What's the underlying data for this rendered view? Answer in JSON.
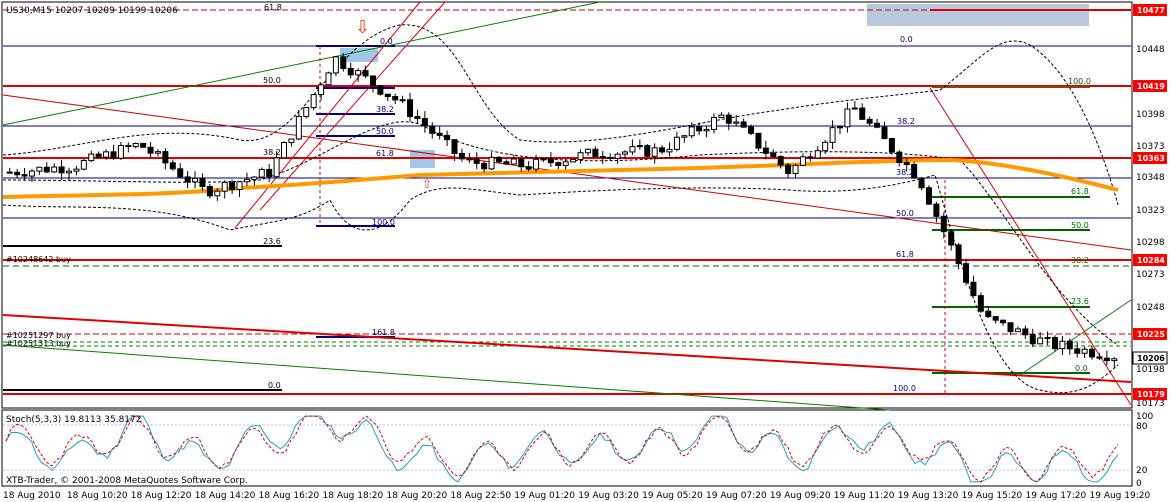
{
  "chart_header": {
    "symbol_line": "US30,M15  10207 10209 10199 10206",
    "signal_arrow": "down-arrow"
  },
  "price_axis": {
    "labels": [
      "10448",
      "10398",
      "10373",
      "10348",
      "10323",
      "10298",
      "10273",
      "10248",
      "10198",
      "10173"
    ],
    "tags": [
      {
        "value": "10477",
        "color": "#ff0000"
      },
      {
        "value": "10419",
        "color": "#ff0000"
      },
      {
        "value": "10363",
        "color": "#ff0000"
      },
      {
        "value": "10284",
        "color": "#ff0000"
      },
      {
        "value": "10225",
        "color": "#ff0000"
      },
      {
        "value": "10206",
        "color": "#ffffff"
      },
      {
        "value": "10179",
        "color": "#ff0000"
      }
    ]
  },
  "time_axis": {
    "labels": [
      "18 Aug 2010",
      "18 Aug 10:20",
      "18 Aug 12:20",
      "18 Aug 14:20",
      "18 Aug 16:20",
      "18 Aug 18:20",
      "18 Aug 20:20",
      "18 Aug 22:50",
      "19 Aug 01:20",
      "19 Aug 03:20",
      "19 Aug 05:20",
      "19 Aug 07:20",
      "19 Aug 09:20",
      "19 Aug 11:20",
      "19 Aug 13:20",
      "19 Aug 15:20",
      "19 Aug 17:20",
      "19 Aug 19:20"
    ]
  },
  "fib_labels": {
    "left": [
      "61.8",
      "0.0",
      "50.0",
      "38.2",
      "50.0",
      "38.2",
      "61.8",
      "100.0",
      "23.6",
      "161.8",
      "0.0"
    ],
    "right": [
      "0.0",
      "100.0",
      "38.2",
      "61.8",
      "50.0",
      "61.8",
      "50.0",
      "38.2",
      "23.6",
      "0.0",
      "100.0"
    ],
    "center": [
      "38.2",
      "50.0",
      "61.8",
      "100.0"
    ]
  },
  "order_labels": {
    "buy1": "#10248642 buy",
    "buy2": "#10251297 buy",
    "buy3": "#10251313 buy"
  },
  "indicator": {
    "title": "Stoch(5,3,3) 19.8113 35.8172",
    "levels": [
      "100",
      "80",
      "20",
      "0"
    ]
  },
  "footer": {
    "copyright": "XTB-Trader, © 2001-2008 MetaQuotes Software Corp."
  },
  "chart_data": {
    "type": "candlestick",
    "symbol": "US30",
    "timeframe": "M15",
    "ohlc_current": {
      "open": 10207,
      "high": 10209,
      "low": 10199,
      "close": 10206
    },
    "x": [
      "18 Aug 2010",
      "18 Aug 10:20",
      "18 Aug 12:20",
      "18 Aug 14:20",
      "18 Aug 16:20",
      "18 Aug 18:20",
      "18 Aug 20:20",
      "18 Aug 22:50",
      "19 Aug 01:20",
      "19 Aug 03:20",
      "19 Aug 05:20",
      "19 Aug 07:20",
      "19 Aug 09:20",
      "19 Aug 11:20",
      "19 Aug 13:20",
      "19 Aug 15:20",
      "19 Aug 17:20",
      "19 Aug 19:20"
    ],
    "close": [
      10350,
      10355,
      10372,
      10335,
      10350,
      10440,
      10405,
      10358,
      10355,
      10365,
      10367,
      10395,
      10350,
      10400,
      10345,
      10235,
      10215,
      10206
    ],
    "horizontal_levels": [
      10477,
      10419,
      10363,
      10284,
      10225,
      10179
    ],
    "ylim": [
      10168,
      10482
    ],
    "stochastic": {
      "k": [
        60,
        35,
        85,
        30,
        70,
        95,
        40,
        25,
        55,
        45,
        60,
        85,
        35,
        75,
        50,
        15,
        30,
        20
      ],
      "d": [
        65,
        45,
        75,
        40,
        60,
        90,
        55,
        30,
        50,
        50,
        55,
        80,
        45,
        70,
        55,
        25,
        30,
        36
      ],
      "last_k": 19.8113,
      "last_d": 35.8172,
      "levels": [
        80,
        20
      ],
      "ylim": [
        0,
        100
      ]
    }
  }
}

____________

Given request
Print the listing above in full, exactly as written. Omit any pictures.

Task output
What's the underlying data for this rendered view? Answer in JSON.
{
  "chart_header": {
    "symbol_line": "US30,M15  10207 10209 10199 10206",
    "signal_arrow": "down-arrow"
  },
  "price_axis": {
    "labels": [
      "10448",
      "10398",
      "10373",
      "10348",
      "10323",
      "10298",
      "10273",
      "10248",
      "10198",
      "10173"
    ],
    "tags": [
      {
        "value": "10477",
        "color": "#ff0000"
      },
      {
        "value": "10419",
        "color": "#ff0000"
      },
      {
        "value": "10363",
        "color": "#ff0000"
      },
      {
        "value": "10284",
        "color": "#ff0000"
      },
      {
        "value": "10225",
        "color": "#ff0000"
      },
      {
        "value": "10206",
        "color": "#ffffff"
      },
      {
        "value": "10179",
        "color": "#ff0000"
      }
    ]
  },
  "time_axis": {
    "labels": [
      "18 Aug 2010",
      "18 Aug 10:20",
      "18 Aug 12:20",
      "18 Aug 14:20",
      "18 Aug 16:20",
      "18 Aug 18:20",
      "18 Aug 20:20",
      "18 Aug 22:50",
      "19 Aug 01:20",
      "19 Aug 03:20",
      "19 Aug 05:20",
      "19 Aug 07:20",
      "19 Aug 09:20",
      "19 Aug 11:20",
      "19 Aug 13:20",
      "19 Aug 15:20",
      "19 Aug 17:20",
      "19 Aug 19:20"
    ]
  },
  "fib_labels": {
    "left": [
      "61.8",
      "0.0",
      "50.0",
      "38.2",
      "50.0",
      "38.2",
      "61.8",
      "100.0",
      "23.6",
      "161.8",
      "0.0"
    ],
    "right": [
      "0.0",
      "100.0",
      "38.2",
      "61.8",
      "50.0",
      "61.8",
      "50.0",
      "38.2",
      "23.6",
      "0.0",
      "100.0"
    ],
    "center": [
      "38.2",
      "50.0",
      "61.8",
      "100.0"
    ]
  },
  "order_labels": {
    "buy1": "#10248642 buy",
    "buy2": "#10251297 buy",
    "buy3": "#10251313 buy"
  },
  "indicator": {
    "title": "Stoch(5,3,3) 19.8113 35.8172",
    "levels": [
      "100",
      "80",
      "20",
      "0"
    ]
  },
  "footer": {
    "copyright": "XTB-Trader, © 2001-2008 MetaQuotes Software Corp."
  },
  "chart_data": {
    "type": "candlestick",
    "symbol": "US30",
    "timeframe": "M15",
    "ohlc_current": {
      "open": 10207,
      "high": 10209,
      "low": 10199,
      "close": 10206
    },
    "x": [
      "18 Aug 2010",
      "18 Aug 10:20",
      "18 Aug 12:20",
      "18 Aug 14:20",
      "18 Aug 16:20",
      "18 Aug 18:20",
      "18 Aug 20:20",
      "18 Aug 22:50",
      "19 Aug 01:20",
      "19 Aug 03:20",
      "19 Aug 05:20",
      "19 Aug 07:20",
      "19 Aug 09:20",
      "19 Aug 11:20",
      "19 Aug 13:20",
      "19 Aug 15:20",
      "19 Aug 17:20",
      "19 Aug 19:20"
    ],
    "close": [
      10350,
      10355,
      10372,
      10335,
      10350,
      10440,
      10405,
      10358,
      10355,
      10365,
      10367,
      10395,
      10350,
      10400,
      10345,
      10235,
      10215,
      10206
    ],
    "horizontal_levels": [
      10477,
      10419,
      10363,
      10284,
      10225,
      10179
    ],
    "ylim": [
      10168,
      10482
    ],
    "stochastic": {
      "k": [
        60,
        35,
        85,
        30,
        70,
        95,
        40,
        25,
        55,
        45,
        60,
        85,
        35,
        75,
        50,
        15,
        30,
        20
      ],
      "d": [
        65,
        45,
        75,
        40,
        60,
        90,
        55,
        30,
        50,
        50,
        55,
        80,
        45,
        70,
        55,
        25,
        30,
        36
      ],
      "last_k": 19.8113,
      "last_d": 35.8172,
      "levels": [
        80,
        20
      ],
      "ylim": [
        0,
        100
      ]
    }
  }
}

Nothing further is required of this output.